-------- ARTICLE

In my last blog I said that old men with remorse were as common as corn in Iowa and that an old man without remorse was a rare and precious being, or too stupid to know his mistakes or too scared to acknowledge them. I woke on my fourth day in Paris prepared to write of street musicians and art and cathedral bells, but feel first the need to put more nuance on what I said.

I never said most old men should feel remorse, but I do say that most do feel remorse, and most of those have reason to. Note: I’m speaking of Western men, they are my vast field of experience.

Look around. Who are the saddest, old men or old women? Is it the majority of old men or old women who giggle, hug, and twinkle? Yesterday I was on Skype with my 96-year-old mother and when I told her I loved her, she said “I’m glad I kept you.” Try beating that.

My life contains older men who do laugh, hug, make jokes, and twinkle, who lived, and live, with integrity and empathy. Those qualities, along with great storytelling, burnished their being. They glow. I’m writing this blog so they know I see.

----------------
-------- GIVEN DATA

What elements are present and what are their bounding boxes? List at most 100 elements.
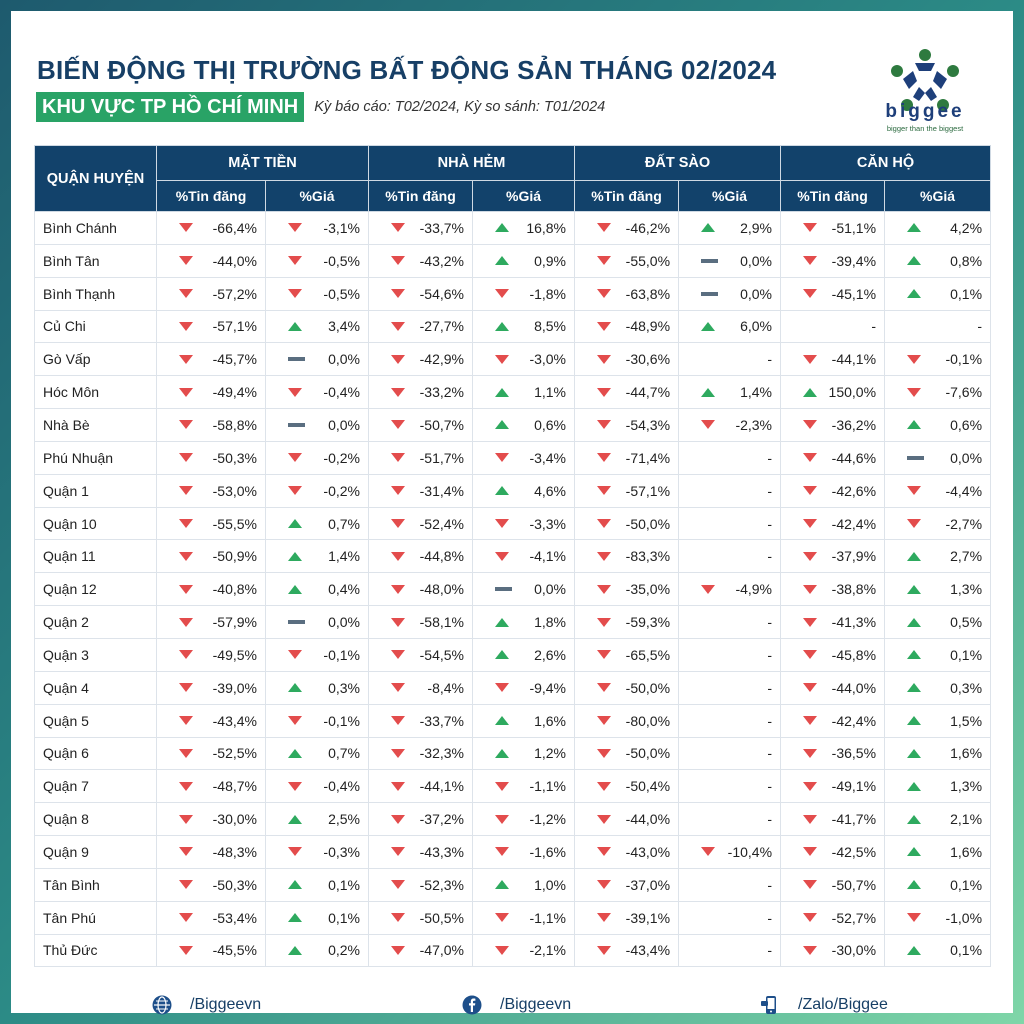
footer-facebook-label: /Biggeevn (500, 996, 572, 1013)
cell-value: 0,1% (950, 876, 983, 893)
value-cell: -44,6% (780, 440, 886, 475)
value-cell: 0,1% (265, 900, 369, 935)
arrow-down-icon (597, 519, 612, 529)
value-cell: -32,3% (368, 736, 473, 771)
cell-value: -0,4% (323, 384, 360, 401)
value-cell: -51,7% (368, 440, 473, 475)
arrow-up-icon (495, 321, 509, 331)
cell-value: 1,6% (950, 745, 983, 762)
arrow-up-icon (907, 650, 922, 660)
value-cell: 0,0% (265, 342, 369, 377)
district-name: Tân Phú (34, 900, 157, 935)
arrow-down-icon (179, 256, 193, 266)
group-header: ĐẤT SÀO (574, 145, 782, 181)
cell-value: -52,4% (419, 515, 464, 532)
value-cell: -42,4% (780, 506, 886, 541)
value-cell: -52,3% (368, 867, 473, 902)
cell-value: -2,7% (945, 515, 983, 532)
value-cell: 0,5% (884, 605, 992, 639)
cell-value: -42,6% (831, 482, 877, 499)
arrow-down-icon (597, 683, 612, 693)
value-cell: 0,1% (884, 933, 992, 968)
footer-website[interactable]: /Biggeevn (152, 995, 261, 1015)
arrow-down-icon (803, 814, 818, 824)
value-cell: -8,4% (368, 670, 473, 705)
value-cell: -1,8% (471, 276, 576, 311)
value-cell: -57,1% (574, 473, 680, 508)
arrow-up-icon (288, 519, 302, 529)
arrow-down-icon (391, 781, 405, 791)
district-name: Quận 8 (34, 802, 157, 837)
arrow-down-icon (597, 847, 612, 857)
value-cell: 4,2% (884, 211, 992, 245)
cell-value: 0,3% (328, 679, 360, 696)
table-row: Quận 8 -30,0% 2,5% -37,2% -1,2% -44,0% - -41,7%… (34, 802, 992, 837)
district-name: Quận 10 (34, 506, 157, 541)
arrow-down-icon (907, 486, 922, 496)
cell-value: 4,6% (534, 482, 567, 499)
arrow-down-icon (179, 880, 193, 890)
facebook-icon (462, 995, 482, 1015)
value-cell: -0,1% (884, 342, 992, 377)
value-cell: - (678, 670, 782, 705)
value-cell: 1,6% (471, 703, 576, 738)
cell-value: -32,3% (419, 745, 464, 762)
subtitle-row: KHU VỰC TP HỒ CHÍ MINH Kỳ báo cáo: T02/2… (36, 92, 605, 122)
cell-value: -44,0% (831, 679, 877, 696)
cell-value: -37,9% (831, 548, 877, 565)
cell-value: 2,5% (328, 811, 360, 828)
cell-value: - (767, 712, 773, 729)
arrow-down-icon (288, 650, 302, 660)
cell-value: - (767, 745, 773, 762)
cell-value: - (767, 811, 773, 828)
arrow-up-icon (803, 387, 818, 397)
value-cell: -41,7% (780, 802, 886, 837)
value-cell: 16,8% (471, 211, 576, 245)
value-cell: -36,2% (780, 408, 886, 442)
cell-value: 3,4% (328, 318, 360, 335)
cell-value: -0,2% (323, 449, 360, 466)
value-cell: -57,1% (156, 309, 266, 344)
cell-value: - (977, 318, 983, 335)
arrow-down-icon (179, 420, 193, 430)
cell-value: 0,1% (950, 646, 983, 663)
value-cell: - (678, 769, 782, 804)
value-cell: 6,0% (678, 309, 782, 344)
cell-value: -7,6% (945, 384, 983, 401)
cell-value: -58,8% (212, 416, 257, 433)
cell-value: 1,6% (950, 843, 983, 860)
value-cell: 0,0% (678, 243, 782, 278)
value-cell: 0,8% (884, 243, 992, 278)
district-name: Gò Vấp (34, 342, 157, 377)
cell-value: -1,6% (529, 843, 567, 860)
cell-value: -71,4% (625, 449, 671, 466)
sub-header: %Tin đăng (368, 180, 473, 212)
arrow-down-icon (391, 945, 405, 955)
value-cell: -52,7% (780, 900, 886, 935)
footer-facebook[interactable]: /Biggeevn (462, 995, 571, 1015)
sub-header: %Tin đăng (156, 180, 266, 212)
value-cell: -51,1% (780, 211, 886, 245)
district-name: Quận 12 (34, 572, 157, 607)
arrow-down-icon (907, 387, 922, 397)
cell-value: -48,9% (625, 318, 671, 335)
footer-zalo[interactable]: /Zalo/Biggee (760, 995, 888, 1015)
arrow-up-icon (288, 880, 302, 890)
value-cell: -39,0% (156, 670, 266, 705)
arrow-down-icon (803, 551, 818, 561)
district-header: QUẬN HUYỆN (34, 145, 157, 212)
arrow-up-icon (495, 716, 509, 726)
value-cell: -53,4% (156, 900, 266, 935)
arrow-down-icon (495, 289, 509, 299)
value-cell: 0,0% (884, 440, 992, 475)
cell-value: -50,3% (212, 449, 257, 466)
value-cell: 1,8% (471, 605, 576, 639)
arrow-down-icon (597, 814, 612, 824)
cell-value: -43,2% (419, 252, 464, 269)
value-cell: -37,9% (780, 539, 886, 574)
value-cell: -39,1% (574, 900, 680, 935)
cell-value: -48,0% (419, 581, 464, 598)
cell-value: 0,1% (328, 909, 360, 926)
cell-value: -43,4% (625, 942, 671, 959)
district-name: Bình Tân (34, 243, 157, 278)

----------------
-------- GIVEN DATA

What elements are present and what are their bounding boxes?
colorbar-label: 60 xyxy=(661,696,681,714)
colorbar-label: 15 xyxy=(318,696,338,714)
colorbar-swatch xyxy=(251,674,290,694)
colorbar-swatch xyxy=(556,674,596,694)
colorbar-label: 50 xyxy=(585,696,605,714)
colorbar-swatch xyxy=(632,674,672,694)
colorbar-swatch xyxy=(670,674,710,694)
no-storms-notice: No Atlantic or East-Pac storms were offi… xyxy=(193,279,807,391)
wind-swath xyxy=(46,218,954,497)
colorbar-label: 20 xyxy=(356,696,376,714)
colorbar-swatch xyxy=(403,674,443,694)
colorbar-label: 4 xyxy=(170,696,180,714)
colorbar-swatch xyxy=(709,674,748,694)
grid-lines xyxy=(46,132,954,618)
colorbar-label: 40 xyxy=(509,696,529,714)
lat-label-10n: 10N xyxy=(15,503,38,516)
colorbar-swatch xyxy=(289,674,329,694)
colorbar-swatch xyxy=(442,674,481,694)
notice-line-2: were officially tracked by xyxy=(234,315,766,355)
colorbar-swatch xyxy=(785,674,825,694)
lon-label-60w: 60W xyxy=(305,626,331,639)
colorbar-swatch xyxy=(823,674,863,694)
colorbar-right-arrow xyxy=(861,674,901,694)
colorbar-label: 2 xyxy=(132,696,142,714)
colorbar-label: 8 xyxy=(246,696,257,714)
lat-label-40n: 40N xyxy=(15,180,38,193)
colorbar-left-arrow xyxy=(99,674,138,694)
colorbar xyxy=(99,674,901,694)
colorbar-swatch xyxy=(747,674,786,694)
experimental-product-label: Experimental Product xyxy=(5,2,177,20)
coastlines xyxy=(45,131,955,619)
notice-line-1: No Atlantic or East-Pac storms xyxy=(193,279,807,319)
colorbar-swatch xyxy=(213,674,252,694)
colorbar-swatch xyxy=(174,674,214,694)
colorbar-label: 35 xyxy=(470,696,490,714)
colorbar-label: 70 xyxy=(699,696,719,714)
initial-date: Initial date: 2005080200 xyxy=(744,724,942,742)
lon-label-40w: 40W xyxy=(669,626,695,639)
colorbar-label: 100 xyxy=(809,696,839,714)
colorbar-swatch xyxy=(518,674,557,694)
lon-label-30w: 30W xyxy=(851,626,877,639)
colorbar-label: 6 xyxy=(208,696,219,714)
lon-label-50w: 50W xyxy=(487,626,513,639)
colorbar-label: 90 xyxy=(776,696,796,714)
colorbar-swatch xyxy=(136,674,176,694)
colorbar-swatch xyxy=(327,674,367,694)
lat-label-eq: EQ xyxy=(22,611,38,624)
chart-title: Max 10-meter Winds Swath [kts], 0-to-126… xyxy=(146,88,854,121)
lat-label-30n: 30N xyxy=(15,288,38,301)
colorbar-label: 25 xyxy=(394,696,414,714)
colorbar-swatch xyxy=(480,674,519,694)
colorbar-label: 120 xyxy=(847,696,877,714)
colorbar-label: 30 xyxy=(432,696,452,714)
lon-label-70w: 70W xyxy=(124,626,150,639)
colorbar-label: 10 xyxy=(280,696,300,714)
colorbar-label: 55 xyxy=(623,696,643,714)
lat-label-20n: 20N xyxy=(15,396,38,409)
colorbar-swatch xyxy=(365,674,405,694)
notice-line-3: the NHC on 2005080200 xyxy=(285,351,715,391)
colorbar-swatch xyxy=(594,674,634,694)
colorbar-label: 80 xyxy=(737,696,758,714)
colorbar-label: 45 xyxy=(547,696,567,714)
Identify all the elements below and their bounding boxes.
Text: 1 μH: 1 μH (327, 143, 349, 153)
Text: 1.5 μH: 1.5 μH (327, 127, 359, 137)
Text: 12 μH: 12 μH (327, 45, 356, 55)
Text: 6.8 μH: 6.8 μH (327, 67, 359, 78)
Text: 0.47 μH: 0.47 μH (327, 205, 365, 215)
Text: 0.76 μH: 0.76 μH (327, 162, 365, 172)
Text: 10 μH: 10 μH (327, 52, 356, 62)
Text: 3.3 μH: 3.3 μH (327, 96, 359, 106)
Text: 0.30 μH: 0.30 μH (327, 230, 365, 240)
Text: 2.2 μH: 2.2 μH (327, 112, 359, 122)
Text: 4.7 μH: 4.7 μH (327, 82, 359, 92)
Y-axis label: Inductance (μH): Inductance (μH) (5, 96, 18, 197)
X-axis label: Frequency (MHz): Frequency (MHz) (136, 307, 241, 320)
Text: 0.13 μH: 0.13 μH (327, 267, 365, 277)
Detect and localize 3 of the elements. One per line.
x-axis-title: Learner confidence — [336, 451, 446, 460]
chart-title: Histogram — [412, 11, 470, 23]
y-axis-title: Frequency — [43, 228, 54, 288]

----------------

WRITTEN TASK 1 →
List the things the blog post about old men and remorse says its writer was prepared to write about on the fourth day in Paris.
WRITTEN TASK 2 →
In the blog post about old men and remorse, rewrite the paragraph beginning "Look around." more briefly.
WRITTEN TASK 3 →
Write what comes next in the blog post about old men and remorse, starting after its final sentence.

FINAL ANSWER 1 →
- street musicians
- art
- cathedral bells

FINAL ANSWER 2 →
The writer asks whether old men or old women are the saddest, and which group mostly giggles, hugs and twinkles. The day before, on Skype, the writer's 96-year-old mother answered "I love you" with "I'm glad I kept you," a reply the writer calls hard to beat.

FINAL ANSWER 3 →
My life can be played as an organ, the kind in each of the cathedrals surrounding me in the 6th arrondissement. Want precious rare old men, male peers? Pull out that stop and the music broadens with divine older men. Want children zipping by as highlights? Pull out that stop and little people in bright colors run by holding hands and zooming toy airplanes.

Want the solo sounds of a lute curling upward? Pull out the stop for a younger man.

Want serenity? Pull out the stop for silence dressed as a younger man who controls a glass globe, precarious life, translucent, on his fingertips. Have him in front of the cathedral at rue Bonaparte and blvd. Saint Germain across from where Hemingway, always old and young, wrote at the restaurant Les Deux Magots.

Want transcendence? Watch the glass ball and know that reaching old age without breakage requires concentration, the light touch, recognizing what is precious, discarding what is not.